**Objective:**
Show all lines that include the string "make"; copy each one.

**Data to process:**

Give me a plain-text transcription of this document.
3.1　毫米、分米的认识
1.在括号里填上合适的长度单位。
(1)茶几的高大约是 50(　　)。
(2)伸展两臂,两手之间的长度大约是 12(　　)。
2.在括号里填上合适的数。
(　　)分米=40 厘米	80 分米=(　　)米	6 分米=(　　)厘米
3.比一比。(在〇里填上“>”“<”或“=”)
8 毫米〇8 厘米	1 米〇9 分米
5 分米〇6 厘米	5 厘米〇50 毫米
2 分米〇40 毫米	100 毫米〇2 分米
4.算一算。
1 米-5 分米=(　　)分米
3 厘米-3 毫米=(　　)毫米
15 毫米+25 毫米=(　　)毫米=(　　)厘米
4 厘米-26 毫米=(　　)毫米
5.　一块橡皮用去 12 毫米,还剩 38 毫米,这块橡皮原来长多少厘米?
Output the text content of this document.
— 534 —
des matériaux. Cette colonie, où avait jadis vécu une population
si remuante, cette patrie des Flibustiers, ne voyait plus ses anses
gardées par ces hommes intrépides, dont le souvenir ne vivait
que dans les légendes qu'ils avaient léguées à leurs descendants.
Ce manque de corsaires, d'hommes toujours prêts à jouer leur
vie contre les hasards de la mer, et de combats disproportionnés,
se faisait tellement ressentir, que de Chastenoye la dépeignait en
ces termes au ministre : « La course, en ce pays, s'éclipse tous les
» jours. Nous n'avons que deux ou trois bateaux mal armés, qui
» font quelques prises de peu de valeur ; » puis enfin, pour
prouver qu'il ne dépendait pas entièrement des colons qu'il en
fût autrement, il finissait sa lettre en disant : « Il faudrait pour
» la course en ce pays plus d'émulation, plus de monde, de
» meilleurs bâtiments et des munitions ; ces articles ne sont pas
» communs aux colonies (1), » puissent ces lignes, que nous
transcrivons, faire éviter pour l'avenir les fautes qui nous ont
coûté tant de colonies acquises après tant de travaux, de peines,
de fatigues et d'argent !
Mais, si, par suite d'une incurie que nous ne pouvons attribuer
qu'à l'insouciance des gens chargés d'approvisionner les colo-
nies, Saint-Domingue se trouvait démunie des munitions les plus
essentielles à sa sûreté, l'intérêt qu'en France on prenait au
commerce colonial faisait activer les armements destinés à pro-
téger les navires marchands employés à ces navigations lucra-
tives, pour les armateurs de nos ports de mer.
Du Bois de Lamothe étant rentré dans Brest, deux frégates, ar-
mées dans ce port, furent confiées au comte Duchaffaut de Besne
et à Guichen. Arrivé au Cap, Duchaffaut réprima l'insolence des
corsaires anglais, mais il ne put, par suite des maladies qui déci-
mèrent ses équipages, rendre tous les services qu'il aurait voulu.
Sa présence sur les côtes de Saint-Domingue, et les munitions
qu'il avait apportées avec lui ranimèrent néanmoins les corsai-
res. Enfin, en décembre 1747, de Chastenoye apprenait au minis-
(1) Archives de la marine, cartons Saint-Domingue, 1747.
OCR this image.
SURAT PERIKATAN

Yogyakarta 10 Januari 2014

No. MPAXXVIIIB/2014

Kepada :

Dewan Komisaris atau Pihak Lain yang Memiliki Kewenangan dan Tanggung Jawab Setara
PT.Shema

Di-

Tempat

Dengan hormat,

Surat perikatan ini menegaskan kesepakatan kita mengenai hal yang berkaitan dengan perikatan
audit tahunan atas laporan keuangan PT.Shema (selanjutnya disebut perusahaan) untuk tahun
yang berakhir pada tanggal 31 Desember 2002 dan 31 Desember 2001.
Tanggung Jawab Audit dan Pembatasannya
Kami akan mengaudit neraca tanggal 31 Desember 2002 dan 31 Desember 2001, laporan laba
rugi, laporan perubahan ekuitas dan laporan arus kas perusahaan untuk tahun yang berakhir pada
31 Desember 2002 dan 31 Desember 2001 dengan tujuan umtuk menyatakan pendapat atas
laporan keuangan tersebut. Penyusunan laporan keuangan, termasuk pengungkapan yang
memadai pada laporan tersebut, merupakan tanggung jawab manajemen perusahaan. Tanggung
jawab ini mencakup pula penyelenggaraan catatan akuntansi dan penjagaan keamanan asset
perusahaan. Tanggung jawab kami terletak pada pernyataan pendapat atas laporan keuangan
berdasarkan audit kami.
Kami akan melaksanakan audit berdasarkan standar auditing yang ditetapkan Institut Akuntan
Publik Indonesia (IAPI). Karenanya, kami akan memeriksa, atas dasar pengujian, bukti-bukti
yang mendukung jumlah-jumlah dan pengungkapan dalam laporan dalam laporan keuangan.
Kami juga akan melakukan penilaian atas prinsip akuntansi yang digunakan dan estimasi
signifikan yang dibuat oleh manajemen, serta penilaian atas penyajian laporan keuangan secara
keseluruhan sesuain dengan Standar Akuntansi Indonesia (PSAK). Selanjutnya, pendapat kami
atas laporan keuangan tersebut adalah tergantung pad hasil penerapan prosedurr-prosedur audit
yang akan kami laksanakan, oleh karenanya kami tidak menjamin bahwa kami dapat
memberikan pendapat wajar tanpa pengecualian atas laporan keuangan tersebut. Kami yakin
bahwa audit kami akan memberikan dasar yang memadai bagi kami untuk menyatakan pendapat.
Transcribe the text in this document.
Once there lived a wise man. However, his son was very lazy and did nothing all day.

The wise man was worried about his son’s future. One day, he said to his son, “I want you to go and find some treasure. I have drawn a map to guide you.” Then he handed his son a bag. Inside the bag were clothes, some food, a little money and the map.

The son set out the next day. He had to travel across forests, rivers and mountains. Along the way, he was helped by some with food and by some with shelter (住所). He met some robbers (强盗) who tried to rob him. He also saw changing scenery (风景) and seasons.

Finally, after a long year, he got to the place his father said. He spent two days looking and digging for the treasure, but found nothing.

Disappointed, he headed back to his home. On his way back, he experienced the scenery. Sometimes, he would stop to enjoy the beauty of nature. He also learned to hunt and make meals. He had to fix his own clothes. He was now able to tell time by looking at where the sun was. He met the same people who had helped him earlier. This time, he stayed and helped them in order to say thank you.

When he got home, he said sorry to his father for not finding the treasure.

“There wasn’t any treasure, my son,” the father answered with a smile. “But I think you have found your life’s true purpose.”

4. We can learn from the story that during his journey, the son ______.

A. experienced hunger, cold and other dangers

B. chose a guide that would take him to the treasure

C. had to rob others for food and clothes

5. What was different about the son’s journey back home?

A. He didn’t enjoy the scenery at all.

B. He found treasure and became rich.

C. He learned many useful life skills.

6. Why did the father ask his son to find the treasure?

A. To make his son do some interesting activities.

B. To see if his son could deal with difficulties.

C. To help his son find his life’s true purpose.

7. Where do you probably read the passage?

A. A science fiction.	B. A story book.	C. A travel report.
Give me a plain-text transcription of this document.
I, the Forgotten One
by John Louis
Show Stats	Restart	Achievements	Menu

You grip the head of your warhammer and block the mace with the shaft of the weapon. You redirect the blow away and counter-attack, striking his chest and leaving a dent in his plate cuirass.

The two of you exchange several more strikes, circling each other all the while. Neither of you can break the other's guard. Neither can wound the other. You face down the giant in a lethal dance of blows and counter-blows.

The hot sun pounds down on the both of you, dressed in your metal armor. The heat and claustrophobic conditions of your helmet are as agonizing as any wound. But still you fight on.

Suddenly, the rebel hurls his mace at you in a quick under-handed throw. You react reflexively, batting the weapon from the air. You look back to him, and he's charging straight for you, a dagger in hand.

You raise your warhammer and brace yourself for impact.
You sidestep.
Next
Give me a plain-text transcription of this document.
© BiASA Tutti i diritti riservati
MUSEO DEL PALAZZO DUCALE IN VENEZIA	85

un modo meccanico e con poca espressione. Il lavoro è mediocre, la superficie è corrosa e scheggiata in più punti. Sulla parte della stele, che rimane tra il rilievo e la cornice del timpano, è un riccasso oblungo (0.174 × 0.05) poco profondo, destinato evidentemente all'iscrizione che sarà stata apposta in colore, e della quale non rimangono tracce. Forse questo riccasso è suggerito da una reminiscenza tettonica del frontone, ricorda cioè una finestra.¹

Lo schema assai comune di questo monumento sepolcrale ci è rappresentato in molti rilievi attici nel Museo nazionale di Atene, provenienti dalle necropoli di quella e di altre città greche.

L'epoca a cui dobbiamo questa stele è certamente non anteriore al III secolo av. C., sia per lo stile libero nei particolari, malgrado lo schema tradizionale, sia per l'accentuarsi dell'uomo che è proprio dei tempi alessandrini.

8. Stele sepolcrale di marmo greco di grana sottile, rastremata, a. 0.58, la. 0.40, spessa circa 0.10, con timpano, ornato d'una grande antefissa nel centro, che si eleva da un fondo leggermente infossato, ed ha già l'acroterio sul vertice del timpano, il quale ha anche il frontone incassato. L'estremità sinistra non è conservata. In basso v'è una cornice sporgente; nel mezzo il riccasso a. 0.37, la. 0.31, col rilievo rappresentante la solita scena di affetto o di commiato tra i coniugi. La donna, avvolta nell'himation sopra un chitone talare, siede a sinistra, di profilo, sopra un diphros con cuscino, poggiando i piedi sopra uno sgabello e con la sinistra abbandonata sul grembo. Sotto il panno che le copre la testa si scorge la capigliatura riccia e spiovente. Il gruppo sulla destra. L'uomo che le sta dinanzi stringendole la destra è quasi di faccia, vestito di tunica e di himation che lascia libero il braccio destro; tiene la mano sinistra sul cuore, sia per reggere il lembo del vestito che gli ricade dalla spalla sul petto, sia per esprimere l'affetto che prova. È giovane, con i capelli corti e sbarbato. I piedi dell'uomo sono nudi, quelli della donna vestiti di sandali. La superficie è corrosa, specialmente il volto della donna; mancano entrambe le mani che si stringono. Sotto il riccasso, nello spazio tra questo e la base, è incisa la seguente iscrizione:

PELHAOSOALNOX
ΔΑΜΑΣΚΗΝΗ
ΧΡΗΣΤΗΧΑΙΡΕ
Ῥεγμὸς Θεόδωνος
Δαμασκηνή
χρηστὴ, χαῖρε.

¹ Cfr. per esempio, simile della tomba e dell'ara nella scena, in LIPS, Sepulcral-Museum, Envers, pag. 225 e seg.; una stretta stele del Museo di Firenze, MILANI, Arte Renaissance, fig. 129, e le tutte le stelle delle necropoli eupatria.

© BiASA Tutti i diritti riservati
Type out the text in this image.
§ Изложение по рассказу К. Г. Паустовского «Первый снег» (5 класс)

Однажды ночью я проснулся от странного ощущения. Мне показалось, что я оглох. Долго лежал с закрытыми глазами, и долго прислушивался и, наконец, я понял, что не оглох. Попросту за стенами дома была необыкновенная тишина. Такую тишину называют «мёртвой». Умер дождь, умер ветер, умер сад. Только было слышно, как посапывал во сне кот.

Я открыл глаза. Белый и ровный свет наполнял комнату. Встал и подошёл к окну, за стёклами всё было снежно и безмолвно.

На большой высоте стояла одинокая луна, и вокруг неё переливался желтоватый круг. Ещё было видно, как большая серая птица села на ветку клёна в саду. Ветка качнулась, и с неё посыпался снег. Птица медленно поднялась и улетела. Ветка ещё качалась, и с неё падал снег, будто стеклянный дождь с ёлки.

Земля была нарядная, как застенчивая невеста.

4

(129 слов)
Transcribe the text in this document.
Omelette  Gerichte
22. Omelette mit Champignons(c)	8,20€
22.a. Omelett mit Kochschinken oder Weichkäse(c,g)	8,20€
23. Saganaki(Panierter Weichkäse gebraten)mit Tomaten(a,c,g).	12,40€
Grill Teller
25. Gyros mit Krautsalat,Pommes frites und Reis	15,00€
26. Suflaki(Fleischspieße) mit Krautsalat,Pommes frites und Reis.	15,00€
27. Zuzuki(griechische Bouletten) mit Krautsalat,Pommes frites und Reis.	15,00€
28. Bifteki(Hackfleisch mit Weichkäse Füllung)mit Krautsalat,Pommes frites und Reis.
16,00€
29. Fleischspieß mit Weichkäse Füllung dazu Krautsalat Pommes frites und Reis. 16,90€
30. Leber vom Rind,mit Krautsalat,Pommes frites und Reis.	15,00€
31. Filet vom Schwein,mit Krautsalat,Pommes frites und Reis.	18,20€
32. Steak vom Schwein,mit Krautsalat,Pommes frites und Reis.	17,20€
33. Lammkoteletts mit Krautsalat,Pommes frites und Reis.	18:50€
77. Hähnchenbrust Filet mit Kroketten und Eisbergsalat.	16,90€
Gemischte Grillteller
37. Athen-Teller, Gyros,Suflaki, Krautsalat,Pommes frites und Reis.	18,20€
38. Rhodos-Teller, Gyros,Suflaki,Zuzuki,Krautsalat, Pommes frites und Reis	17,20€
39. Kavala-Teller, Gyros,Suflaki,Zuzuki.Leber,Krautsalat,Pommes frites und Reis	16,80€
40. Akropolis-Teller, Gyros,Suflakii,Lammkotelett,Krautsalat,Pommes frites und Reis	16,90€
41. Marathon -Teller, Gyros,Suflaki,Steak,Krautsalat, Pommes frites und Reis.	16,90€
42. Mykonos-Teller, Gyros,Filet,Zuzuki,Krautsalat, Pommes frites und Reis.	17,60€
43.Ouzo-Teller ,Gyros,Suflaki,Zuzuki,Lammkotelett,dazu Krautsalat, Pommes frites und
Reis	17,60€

**Expected output:**
Disappointed, he headed back to his home. On his way back, he experienced the scenery. Sometimes, he would stop to enjoy the beauty of nature. He also learned to hunt and make meals. He had to fix his own clothes. He was now able to tell time by looking at where the sun was. He met the same people who had helped him earlier. This time, he stayed and helped them in order to say thank you.
A. To make his son do some interesting activities.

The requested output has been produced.